Collected data entries
---------------

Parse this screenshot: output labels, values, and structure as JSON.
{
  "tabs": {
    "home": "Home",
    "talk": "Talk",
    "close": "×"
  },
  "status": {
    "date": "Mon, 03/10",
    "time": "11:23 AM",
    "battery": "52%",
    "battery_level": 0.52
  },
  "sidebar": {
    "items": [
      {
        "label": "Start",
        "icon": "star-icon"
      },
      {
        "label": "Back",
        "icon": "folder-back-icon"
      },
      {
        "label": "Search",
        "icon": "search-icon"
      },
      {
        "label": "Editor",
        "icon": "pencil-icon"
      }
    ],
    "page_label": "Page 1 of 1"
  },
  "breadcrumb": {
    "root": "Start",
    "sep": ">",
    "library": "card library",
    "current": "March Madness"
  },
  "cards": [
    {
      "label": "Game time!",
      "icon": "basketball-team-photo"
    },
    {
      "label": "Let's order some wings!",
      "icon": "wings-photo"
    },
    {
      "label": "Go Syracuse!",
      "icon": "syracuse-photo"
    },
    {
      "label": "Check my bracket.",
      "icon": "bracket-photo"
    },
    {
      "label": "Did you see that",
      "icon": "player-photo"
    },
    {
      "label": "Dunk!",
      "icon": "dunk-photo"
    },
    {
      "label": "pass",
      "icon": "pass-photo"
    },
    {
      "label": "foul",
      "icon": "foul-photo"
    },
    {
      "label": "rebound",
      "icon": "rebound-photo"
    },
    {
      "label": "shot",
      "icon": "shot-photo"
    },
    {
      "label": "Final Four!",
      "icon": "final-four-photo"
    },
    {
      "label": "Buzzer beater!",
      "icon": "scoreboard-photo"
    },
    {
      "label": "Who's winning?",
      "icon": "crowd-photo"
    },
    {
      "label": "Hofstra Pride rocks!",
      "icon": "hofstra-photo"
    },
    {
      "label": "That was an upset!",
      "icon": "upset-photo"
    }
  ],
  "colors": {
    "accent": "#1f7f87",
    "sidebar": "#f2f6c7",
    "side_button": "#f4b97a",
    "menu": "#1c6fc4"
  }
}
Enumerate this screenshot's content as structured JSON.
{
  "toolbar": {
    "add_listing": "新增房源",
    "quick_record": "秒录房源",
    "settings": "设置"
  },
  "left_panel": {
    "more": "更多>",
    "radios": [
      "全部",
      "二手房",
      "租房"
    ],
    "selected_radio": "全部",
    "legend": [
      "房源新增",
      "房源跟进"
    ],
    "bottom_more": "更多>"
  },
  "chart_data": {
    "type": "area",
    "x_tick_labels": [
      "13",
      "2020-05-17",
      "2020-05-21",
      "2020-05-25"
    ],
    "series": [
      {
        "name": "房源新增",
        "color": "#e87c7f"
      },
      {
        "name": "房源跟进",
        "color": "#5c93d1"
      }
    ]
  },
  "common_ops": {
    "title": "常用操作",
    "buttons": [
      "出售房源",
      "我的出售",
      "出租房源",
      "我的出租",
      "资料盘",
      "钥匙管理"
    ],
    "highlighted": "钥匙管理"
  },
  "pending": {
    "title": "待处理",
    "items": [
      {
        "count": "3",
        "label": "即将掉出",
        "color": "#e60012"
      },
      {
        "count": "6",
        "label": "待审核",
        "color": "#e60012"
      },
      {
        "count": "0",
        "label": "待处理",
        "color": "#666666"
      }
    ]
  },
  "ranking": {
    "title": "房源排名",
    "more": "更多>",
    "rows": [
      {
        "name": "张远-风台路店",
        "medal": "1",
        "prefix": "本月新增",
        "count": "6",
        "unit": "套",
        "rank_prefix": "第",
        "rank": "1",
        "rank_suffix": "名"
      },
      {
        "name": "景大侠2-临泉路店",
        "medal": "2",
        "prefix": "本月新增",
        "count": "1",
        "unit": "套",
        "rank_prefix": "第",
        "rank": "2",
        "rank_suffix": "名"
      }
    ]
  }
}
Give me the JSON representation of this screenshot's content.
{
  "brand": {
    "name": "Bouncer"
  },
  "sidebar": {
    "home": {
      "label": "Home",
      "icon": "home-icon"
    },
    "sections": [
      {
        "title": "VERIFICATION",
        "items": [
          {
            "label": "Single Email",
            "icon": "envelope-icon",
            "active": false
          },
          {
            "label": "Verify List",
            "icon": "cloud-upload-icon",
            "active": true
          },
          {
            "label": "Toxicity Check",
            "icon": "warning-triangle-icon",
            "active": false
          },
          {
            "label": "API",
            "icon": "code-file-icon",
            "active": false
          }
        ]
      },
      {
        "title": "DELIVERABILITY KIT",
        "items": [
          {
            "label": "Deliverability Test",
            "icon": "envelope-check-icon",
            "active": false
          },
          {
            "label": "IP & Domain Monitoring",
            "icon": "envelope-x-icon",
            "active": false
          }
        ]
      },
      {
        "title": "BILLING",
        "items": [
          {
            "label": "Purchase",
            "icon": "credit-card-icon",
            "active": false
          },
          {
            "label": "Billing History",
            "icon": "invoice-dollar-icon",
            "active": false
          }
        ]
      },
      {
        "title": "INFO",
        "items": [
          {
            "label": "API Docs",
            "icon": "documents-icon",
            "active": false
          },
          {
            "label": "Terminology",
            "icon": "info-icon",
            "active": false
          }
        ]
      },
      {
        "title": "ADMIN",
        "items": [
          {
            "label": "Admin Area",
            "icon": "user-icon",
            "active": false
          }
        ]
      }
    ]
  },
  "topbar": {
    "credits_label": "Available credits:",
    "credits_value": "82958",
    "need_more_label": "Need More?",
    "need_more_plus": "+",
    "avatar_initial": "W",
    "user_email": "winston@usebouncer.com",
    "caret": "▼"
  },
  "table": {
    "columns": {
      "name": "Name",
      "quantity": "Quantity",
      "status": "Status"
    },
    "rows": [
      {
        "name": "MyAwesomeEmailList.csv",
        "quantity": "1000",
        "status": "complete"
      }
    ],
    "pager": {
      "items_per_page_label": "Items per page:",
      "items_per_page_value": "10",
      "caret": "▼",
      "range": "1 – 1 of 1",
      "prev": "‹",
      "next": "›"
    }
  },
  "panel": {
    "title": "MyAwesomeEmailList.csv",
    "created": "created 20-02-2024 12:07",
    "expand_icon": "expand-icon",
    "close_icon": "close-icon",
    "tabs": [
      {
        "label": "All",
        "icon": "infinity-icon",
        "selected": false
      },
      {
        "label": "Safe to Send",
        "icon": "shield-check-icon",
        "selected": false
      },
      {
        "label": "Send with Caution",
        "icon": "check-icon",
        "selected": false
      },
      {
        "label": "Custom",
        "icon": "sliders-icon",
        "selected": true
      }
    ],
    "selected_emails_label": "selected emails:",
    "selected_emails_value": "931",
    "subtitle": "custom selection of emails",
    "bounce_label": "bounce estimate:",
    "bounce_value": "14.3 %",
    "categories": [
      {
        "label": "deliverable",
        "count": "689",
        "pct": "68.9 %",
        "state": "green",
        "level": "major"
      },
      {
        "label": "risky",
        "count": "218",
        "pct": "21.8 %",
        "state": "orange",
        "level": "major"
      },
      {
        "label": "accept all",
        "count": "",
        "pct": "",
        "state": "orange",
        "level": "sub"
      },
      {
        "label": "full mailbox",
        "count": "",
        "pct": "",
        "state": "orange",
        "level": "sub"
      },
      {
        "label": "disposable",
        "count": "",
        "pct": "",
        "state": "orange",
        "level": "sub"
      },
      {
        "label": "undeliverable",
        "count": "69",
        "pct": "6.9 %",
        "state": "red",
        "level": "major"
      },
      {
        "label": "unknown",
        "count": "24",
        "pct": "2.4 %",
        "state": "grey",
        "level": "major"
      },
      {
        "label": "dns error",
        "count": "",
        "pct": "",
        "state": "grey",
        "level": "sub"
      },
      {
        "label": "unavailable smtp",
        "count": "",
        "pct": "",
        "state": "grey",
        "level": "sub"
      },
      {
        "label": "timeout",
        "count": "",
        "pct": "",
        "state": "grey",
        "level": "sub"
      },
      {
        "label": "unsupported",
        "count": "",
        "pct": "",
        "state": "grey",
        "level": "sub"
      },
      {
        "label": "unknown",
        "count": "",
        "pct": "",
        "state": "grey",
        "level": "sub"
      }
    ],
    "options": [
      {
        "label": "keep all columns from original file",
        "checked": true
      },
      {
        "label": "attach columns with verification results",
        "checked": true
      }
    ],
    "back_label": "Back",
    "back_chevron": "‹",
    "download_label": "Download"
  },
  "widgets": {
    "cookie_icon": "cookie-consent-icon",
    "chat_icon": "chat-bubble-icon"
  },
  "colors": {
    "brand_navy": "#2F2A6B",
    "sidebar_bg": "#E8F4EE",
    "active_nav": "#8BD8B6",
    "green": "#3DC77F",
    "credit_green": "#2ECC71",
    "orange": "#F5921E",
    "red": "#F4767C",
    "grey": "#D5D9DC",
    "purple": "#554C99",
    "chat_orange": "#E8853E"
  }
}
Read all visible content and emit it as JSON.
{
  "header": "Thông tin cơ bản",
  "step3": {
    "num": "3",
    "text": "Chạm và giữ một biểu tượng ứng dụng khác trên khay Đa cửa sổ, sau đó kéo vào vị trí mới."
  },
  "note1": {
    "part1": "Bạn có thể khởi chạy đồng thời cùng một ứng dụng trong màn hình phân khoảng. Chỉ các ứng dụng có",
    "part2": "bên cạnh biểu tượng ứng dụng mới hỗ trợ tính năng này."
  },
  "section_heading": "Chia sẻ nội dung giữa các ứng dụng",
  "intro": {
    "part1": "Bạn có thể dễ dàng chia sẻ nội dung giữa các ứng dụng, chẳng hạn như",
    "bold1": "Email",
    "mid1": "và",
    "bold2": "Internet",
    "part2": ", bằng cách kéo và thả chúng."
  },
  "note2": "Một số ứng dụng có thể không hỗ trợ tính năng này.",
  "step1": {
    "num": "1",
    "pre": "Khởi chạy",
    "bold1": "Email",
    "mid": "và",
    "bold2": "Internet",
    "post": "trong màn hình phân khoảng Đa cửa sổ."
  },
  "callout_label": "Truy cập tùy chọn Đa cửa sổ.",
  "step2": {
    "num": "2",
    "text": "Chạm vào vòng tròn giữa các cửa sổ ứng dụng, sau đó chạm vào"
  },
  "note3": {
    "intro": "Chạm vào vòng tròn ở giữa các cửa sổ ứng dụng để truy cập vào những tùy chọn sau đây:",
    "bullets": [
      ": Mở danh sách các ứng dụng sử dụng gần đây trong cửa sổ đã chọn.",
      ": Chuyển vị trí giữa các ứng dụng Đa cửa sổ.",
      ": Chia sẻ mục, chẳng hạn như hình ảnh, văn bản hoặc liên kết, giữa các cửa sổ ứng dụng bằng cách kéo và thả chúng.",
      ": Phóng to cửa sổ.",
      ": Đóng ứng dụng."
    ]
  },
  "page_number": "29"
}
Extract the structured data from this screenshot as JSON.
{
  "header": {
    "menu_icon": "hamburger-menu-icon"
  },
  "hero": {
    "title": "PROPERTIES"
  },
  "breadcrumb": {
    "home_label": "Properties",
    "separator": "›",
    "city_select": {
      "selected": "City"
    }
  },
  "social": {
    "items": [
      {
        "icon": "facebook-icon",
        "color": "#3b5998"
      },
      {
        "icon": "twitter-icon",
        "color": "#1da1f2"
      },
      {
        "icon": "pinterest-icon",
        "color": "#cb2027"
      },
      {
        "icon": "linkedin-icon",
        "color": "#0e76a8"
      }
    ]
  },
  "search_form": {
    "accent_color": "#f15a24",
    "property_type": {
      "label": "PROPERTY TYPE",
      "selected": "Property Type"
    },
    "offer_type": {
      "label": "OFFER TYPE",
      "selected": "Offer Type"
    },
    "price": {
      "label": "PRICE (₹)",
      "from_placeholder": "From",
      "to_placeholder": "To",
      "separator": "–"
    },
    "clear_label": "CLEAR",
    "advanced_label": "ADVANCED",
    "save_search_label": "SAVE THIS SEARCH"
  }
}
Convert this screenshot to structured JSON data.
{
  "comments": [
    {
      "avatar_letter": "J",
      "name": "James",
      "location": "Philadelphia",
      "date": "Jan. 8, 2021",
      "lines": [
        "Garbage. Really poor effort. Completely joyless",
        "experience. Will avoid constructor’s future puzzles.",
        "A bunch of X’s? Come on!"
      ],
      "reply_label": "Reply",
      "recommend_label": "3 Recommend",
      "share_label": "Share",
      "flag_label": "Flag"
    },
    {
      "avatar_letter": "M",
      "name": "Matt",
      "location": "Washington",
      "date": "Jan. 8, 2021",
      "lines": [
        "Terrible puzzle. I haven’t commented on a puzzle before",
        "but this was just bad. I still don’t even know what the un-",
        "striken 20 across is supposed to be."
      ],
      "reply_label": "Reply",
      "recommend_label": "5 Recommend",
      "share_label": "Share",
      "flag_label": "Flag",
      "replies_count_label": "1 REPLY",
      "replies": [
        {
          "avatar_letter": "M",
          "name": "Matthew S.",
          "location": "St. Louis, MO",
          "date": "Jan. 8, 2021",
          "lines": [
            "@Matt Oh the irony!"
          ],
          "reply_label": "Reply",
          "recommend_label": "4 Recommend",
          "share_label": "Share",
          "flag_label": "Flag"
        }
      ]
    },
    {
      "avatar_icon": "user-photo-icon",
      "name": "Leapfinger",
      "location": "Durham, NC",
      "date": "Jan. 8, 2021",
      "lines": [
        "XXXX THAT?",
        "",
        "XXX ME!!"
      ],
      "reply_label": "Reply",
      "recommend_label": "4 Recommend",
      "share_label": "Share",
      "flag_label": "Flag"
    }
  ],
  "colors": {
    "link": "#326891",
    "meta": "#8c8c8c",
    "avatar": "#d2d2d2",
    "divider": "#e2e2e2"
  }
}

---------------

**Exercise task:**
Count the lines of the material that include the word "Recommend", then report only the total.

**Correct result:**
4